> [Job]
Restate the data word for word and leave the images out.

#### Given information

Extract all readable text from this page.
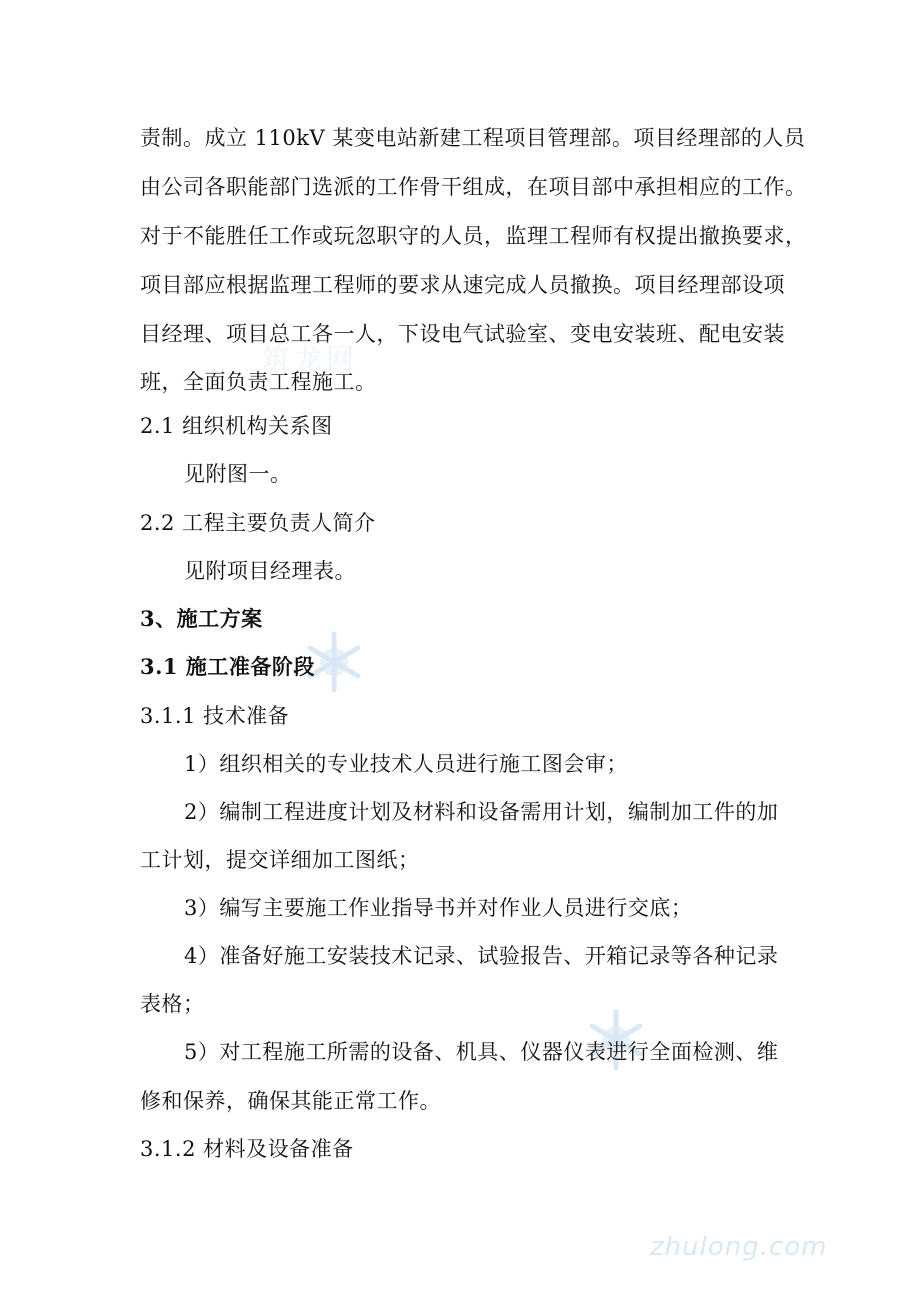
筑龙网
zhulong.com
责制。成立 110kV 某变电站新建工程项目管理部。项目经理部的人员
由公司各职能部门选派的工作骨干组成，在项目部中承担相应的工作。
对于不能胜任工作或玩忽职守的人员，监理工程师有权提出撤换要求，
项目部应根据监理工程师的要求从速完成人员撤换。项目经理部设项
目经理、项目总工各一人，下设电气试验室、变电安装班、配电安装
班，全面负责工程施工。
2.1 组织机构关系图
见附图一。
2.2 工程主要负责人简介
见附项目经理表。
3、施工方案
3.1 施工准备阶段
3.1.1 技术准备
1）组织相关的专业技术人员进行施工图会审；
2）编制工程进度计划及材料和设备需用计划，编制加工件的加
工计划，提交详细加工图纸；
3）编写主要施工作业指导书并对作业人员进行交底；
4）准备好施工安装技术记录、试验报告、开箱记录等各种记录
表格；
5）对工程施工所需的设备、机具、仪器仪表进行全面检测、维
修和保养，确保其能正常工作。
3.1.2 材料及设备准备
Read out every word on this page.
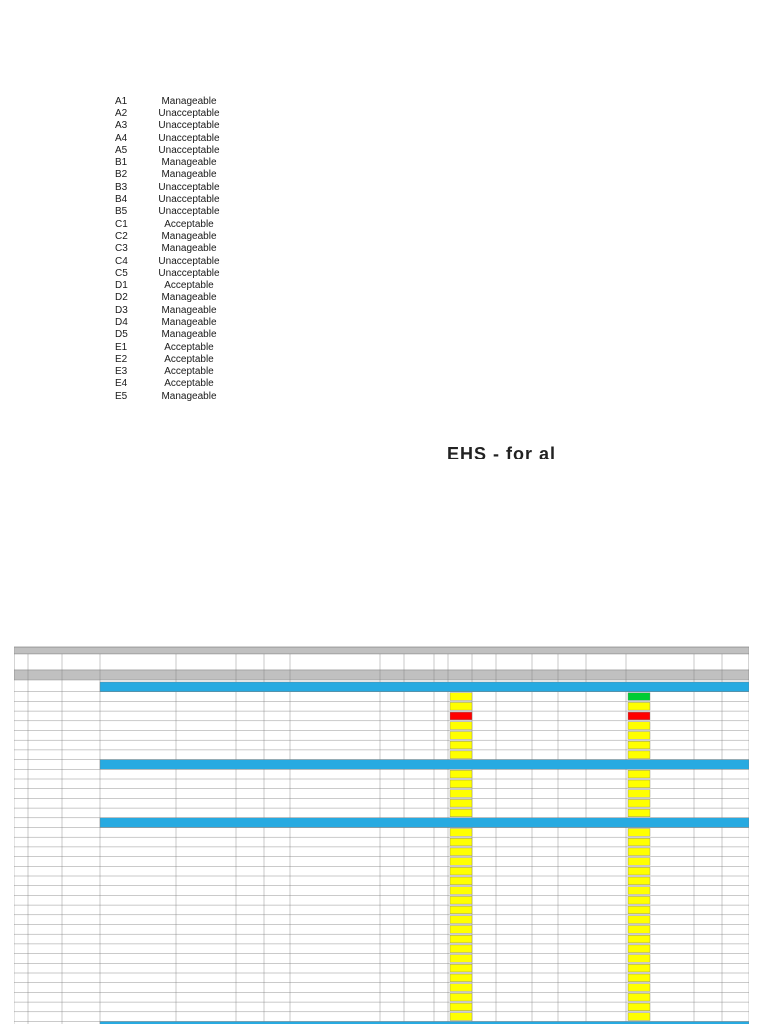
A1	Manageable
A2	Unacceptable
A3	Unacceptable
A4	Unacceptable
A5	Unacceptable
B1	Manageable
B2	Manageable
B3	Unacceptable
B4	Unacceptable
B5	Unacceptable
C1	Acceptable
C2	Manageable
C3	Manageable
C4	Unacceptable
C5	Unacceptable
D1	Acceptable
D2	Manageable
D3	Manageable
D4	Manageable
D5	Manageable
E1	Acceptable
E2	Acceptable
E3	Acceptable
E4	Acceptable
E5	Manageable
EHS - for al
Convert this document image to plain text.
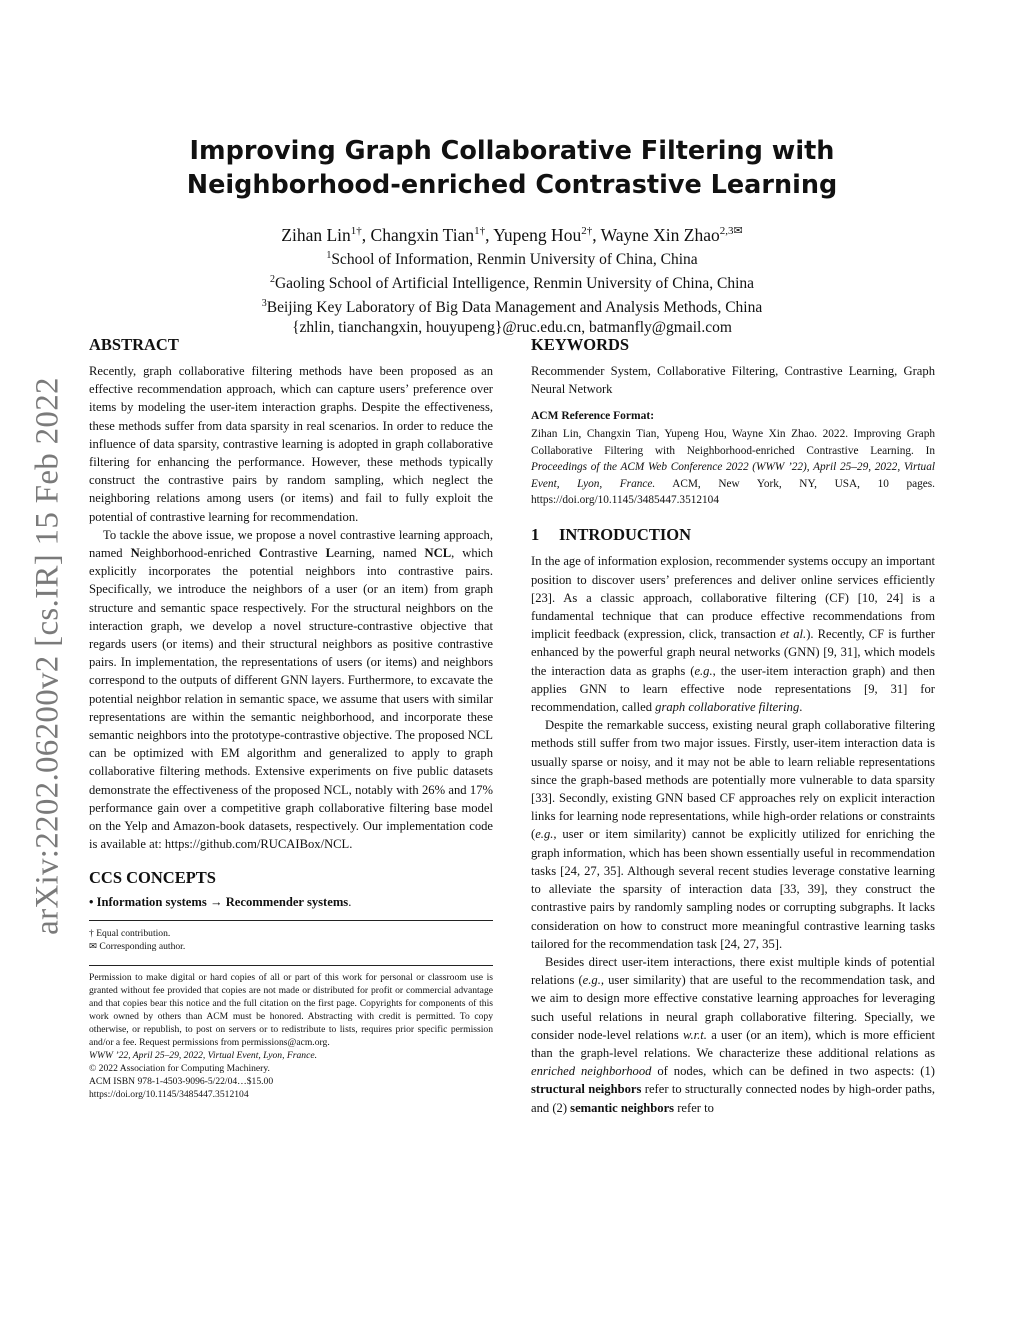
arXiv:2202.06200v2 [cs.IR] 15 Feb 2022
Improving Graph Collaborative Filtering with
Neighborhood-enriched Contrastive Learning
Zihan Lin$^{1\dagger}$, Changxin Tian$^{1\dagger}$, Yupeng Hou$^{2\dagger}$, Wayne Xin Zhao$^{2,3✉}$
$^1$School of Information, Renmin University of China, China
$^2$Gaoling School of Artificial Intelligence, Renmin University of China, China
$^3$Beijing Key Laboratory of Big Data Management and Analysis Methods, China
{zhlin, tianchangxin, houyupeng}@ruc.edu.cn, batmanfly@gmail.com
ABSTRACT

Recently, graph collaborative filtering methods have been proposed as an effective recommendation approach, which can capture users’ preference over items by modeling the user-item interaction graphs. Despite the effectiveness, these methods suffer from data sparsity in real scenarios. In order to reduce the influence of data sparsity, contrastive learning is adopted in graph collaborative filtering for enhancing the performance. However, these methods typically construct the contrastive pairs by random sampling, which neglect the neighboring relations among users (or items) and fail to fully exploit the potential of contrastive learning for recommendation.

To tackle the above issue, we propose a novel contrastive learning approach, named Neighborhood-enriched Contrastive Learning, named NCL, which explicitly incorporates the potential neighbors into contrastive pairs. Specifically, we introduce the neighbors of a user (or an item) from graph structure and semantic space respectively. For the structural neighbors on the interaction graph, we develop a novel structure-contrastive objective that regards users (or items) and their structural neighbors as positive contrastive pairs. In implementation, the representations of users (or items) and neighbors correspond to the outputs of different GNN layers. Furthermore, to excavate the potential neighbor relation in semantic space, we assume that users with similar representations are within the semantic neighborhood, and incorporate these semantic neighbors into the prototype-contrastive objective. The proposed NCL can be optimized with EM algorithm and generalized to apply to graph collaborative filtering methods. Extensive experiments on five public datasets demonstrate the effectiveness of the proposed NCL, notably with 26% and 17% performance gain over a competitive graph collaborative filtering base model on the Yelp and Amazon-book datasets, respectively. Our implementation code is available at: https://github.com/RUCAIBox/NCL.

CCS CONCEPTS

• Information systems → Recommender systems.

† Equal contribution.

✉ Corresponding author.

Permission to make digital or hard copies of all or part of this work for personal or classroom use is granted without fee provided that copies are not made or distributed for profit or commercial advantage and that copies bear this notice and the full citation on the first page. Copyrights for components of this work owned by others than ACM must be honored. Abstracting with credit is permitted. To copy otherwise, or republish, to post on servers or to redistribute to lists, requires prior specific permission and/or a fee. Request permissions from permissions@acm.org.

WWW ’22, April 25–29, 2022, Virtual Event, Lyon, France.

© 2022 Association for Computing Machinery.

ACM ISBN 978-1-4503-9096-5/22/04…$15.00

https://doi.org/10.1145/3485447.3512104

KEYWORDS

Recommender System, Collaborative Filtering, Contrastive Learning, Graph Neural Network

ACM Reference Format:

Zihan Lin, Changxin Tian, Yupeng Hou, Wayne Xin Zhao. 2022. Improving Graph Collaborative Filtering with Neighborhood-enriched Contrastive Learning. In Proceedings of the ACM Web Conference 2022 (WWW ’22), April 25–29, 2022, Virtual Event, Lyon, France. ACM, New York, NY, USA, 10 pages. https://doi.org/10.1145/3485447.3512104

1 INTRODUCTION

In the age of information explosion, recommender systems occupy an important position to discover users’ preferences and deliver online services efficiently [23]. As a classic approach, collaborative filtering (CF) [10, 24] is a fundamental technique that can produce effective recommendations from implicit feedback (expression, click, transaction et al.). Recently, CF is further enhanced by the powerful graph neural networks (GNN) [9, 31], which models the interaction data as graphs (e.g., the user-item interaction graph) and then applies GNN to learn effective node representations [9, 31] for recommendation, called graph collaborative filtering.

Despite the remarkable success, existing neural graph collaborative filtering methods still suffer from two major issues. Firstly, user-item interaction data is usually sparse or noisy, and it may not be able to learn reliable representations since the graph-based methods are potentially more vulnerable to data sparsity [33]. Secondly, existing GNN based CF approaches rely on explicit interaction links for learning node representations, while high-order relations or constraints (e.g., user or item similarity) cannot be explicitly utilized for enriching the graph information, which has been shown essentially useful in recommendation tasks [24, 27, 35]. Although several recent studies leverage constative learning to alleviate the sparsity of interaction data [33, 39], they construct the contrastive pairs by randomly sampling nodes or corrupting subgraphs. It lacks consideration on how to construct more meaningful contrastive learning tasks tailored for the recommendation task [24, 27, 35].

Besides direct user-item interactions, there exist multiple kinds of potential relations (e.g., user similarity) that are useful to the recommendation task, and we aim to design more effective constative learning approaches for leveraging such useful relations in neural graph collaborative filtering. Specially, we consider node-level relations w.r.t. a user (or an item), which is more efficient than the graph-level relations. We characterize these additional relations as enriched neighborhood of nodes, which can be defined in two aspects: (1) structural neighbors refer to structurally connected nodes by high-order paths, and (2) semantic neighbors refer to
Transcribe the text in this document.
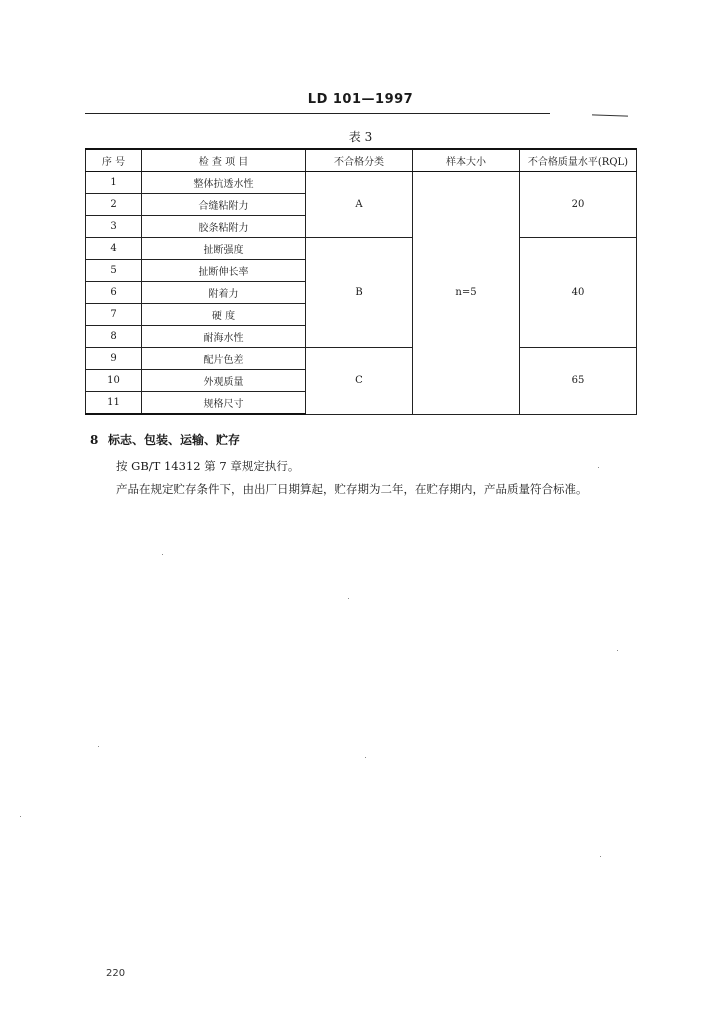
LD 101—1997
表 3
序 号	检 查 项 目	不合格分类	样本大小	不合格质量水平(RQL)
1	整体抗透水性	A	n=5	20
2	合缝粘附力			
3	胶条粘附力			
4	扯断强度	B		40
5	扯断伸长率			
6	附着力			
7	硬 度			
8	耐海水性			
9	配片色差	C		65
10	外观质量			
11	规格尺寸			
8 标志、包装、运输、贮存
按 GB/T 14312 第 7 章规定执行。
产品在规定贮存条件下，由出厂日期算起，贮存期为二年，在贮存期内，产品质量符合标准。
220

########

> [Output of the task]
Extract all readable text from this page.
筑龙网
zhulong.com
责制。成立 110kV 某变电站新建工程项目管理部。项目经理部的人员
由公司各职能部门选派的工作骨干组成，在项目部中承担相应的工作。
对于不能胜任工作或玩忽职守的人员，监理工程师有权提出撤换要求，
项目部应根据监理工程师的要求从速完成人员撤换。项目经理部设项
目经理、项目总工各一人，下设电气试验室、变电安装班、配电安装
班，全面负责工程施工。
2.1 组织机构关系图
见附图一。
2.2 工程主要负责人简介
见附项目经理表。
3、施工方案
3.1 施工准备阶段
3.1.1 技术准备
1）组织相关的专业技术人员进行施工图会审；
2）编制工程进度计划及材料和设备需用计划，编制加工件的加
工计划，提交详细加工图纸；
3）编写主要施工作业指导书并对作业人员进行交底；
4）准备好施工安装技术记录、试验报告、开箱记录等各种记录
表格；
5）对工程施工所需的设备、机具、仪器仪表进行全面检测、维
修和保养，确保其能正常工作。
3.1.2 材料及设备准备
Read out every word on this page.
A1	Manageable
A2	Unacceptable
A3	Unacceptable
A4	Unacceptable
A5	Unacceptable
B1	Manageable
B2	Manageable
B3	Unacceptable
B4	Unacceptable
B5	Unacceptable
C1	Acceptable
C2	Manageable
C3	Manageable
C4	Unacceptable
C5	Unacceptable
D1	Acceptable
D2	Manageable
D3	Manageable
D4	Manageable
D5	Manageable
E1	Acceptable
E2	Acceptable
E3	Acceptable
E4	Acceptable
E5	Manageable
EHS - for al
Convert this document image to plain text.
arXiv:2202.06200v2 [cs.IR] 15 Feb 2022
Improving Graph Collaborative Filtering with
Neighborhood-enriched Contrastive Learning
Zihan Lin$^{1\dagger}$, Changxin Tian$^{1\dagger}$, Yupeng Hou$^{2\dagger}$, Wayne Xin Zhao$^{2,3✉}$
$^1$School of Information, Renmin University of China, China
$^2$Gaoling School of Artificial Intelligence, Renmin University of China, China
$^3$Beijing Key Laboratory of Big Data Management and Analysis Methods, China
{zhlin, tianchangxin, houyupeng}@ruc.edu.cn, batmanfly@gmail.com
ABSTRACT

Recently, graph collaborative filtering methods have been proposed as an effective recommendation approach, which can capture users’ preference over items by modeling the user-item interaction graphs. Despite the effectiveness, these methods suffer from data sparsity in real scenarios. In order to reduce the influence of data sparsity, contrastive learning is adopted in graph collaborative filtering for enhancing the performance. However, these methods typically construct the contrastive pairs by random sampling, which neglect the neighboring relations among users (or items) and fail to fully exploit the potential of contrastive learning for recommendation.

To tackle the above issue, we propose a novel contrastive learning approach, named Neighborhood-enriched Contrastive Learning, named NCL, which explicitly incorporates the potential neighbors into contrastive pairs. Specifically, we introduce the neighbors of a user (or an item) from graph structure and semantic space respectively. For the structural neighbors on the interaction graph, we develop a novel structure-contrastive objective that regards users (or items) and their structural neighbors as positive contrastive pairs. In implementation, the representations of users (or items) and neighbors correspond to the outputs of different GNN layers. Furthermore, to excavate the potential neighbor relation in semantic space, we assume that users with similar representations are within the semantic neighborhood, and incorporate these semantic neighbors into the prototype-contrastive objective. The proposed NCL can be optimized with EM algorithm and generalized to apply to graph collaborative filtering methods. Extensive experiments on five public datasets demonstrate the effectiveness of the proposed NCL, notably with 26% and 17% performance gain over a competitive graph collaborative filtering base model on the Yelp and Amazon-book datasets, respectively. Our implementation code is available at: https://github.com/RUCAIBox/NCL.

CCS CONCEPTS

• Information systems → Recommender systems.

† Equal contribution.

✉ Corresponding author.

Permission to make digital or hard copies of all or part of this work for personal or classroom use is granted without fee provided that copies are not made or distributed for profit or commercial advantage and that copies bear this notice and the full citation on the first page. Copyrights for components of this work owned by others than ACM must be honored. Abstracting with credit is permitted. To copy otherwise, or republish, to post on servers or to redistribute to lists, requires prior specific permission and/or a fee. Request permissions from permissions@acm.org.

WWW ’22, April 25–29, 2022, Virtual Event, Lyon, France.

© 2022 Association for Computing Machinery.

ACM ISBN 978-1-4503-9096-5/22/04…$15.00

https://doi.org/10.1145/3485447.3512104

KEYWORDS

Recommender System, Collaborative Filtering, Contrastive Learning, Graph Neural Network

ACM Reference Format:

Zihan Lin, Changxin Tian, Yupeng Hou, Wayne Xin Zhao. 2022. Improving Graph Collaborative Filtering with Neighborhood-enriched Contrastive Learning. In Proceedings of the ACM Web Conference 2022 (WWW ’22), April 25–29, 2022, Virtual Event, Lyon, France. ACM, New York, NY, USA, 10 pages. https://doi.org/10.1145/3485447.3512104

1 INTRODUCTION

In the age of information explosion, recommender systems occupy an important position to discover users’ preferences and deliver online services efficiently [23]. As a classic approach, collaborative filtering (CF) [10, 24] is a fundamental technique that can produce effective recommendations from implicit feedback (expression, click, transaction et al.). Recently, CF is further enhanced by the powerful graph neural networks (GNN) [9, 31], which models the interaction data as graphs (e.g., the user-item interaction graph) and then applies GNN to learn effective node representations [9, 31] for recommendation, called graph collaborative filtering.

Despite the remarkable success, existing neural graph collaborative filtering methods still suffer from two major issues. Firstly, user-item interaction data is usually sparse or noisy, and it may not be able to learn reliable representations since the graph-based methods are potentially more vulnerable to data sparsity [33]. Secondly, existing GNN based CF approaches rely on explicit interaction links for learning node representations, while high-order relations or constraints (e.g., user or item similarity) cannot be explicitly utilized for enriching the graph information, which has been shown essentially useful in recommendation tasks [24, 27, 35]. Although several recent studies leverage constative learning to alleviate the sparsity of interaction data [33, 39], they construct the contrastive pairs by randomly sampling nodes or corrupting subgraphs. It lacks consideration on how to construct more meaningful contrastive learning tasks tailored for the recommendation task [24, 27, 35].

Besides direct user-item interactions, there exist multiple kinds of potential relations (e.g., user similarity) that are useful to the recommendation task, and we aim to design more effective constative learning approaches for leveraging such useful relations in neural graph collaborative filtering. Specially, we consider node-level relations w.r.t. a user (or an item), which is more efficient than the graph-level relations. We characterize these additional relations as enriched neighborhood of nodes, which can be defined in two aspects: (1) structural neighbors refer to structurally connected nodes by high-order paths, and (2) semantic neighbors refer to
Transcribe the text in this document.
LD 101—1997
表 3
序 号	检 查 项 目	不合格分类	样本大小	不合格质量水平(RQL)
1	整体抗透水性	A	n=5	20
2	合缝粘附力			
3	胶条粘附力			
4	扯断强度	B		40
5	扯断伸长率			
6	附着力			
7	硬 度			
8	耐海水性			
9	配片色差	C		65
10	外观质量			
11	规格尺寸			
8 标志、包装、运输、贮存
按 GB/T 14312 第 7 章规定执行。
产品在规定贮存条件下，由出厂日期算起，贮存期为二年，在贮存期内，产品质量符合标准。
220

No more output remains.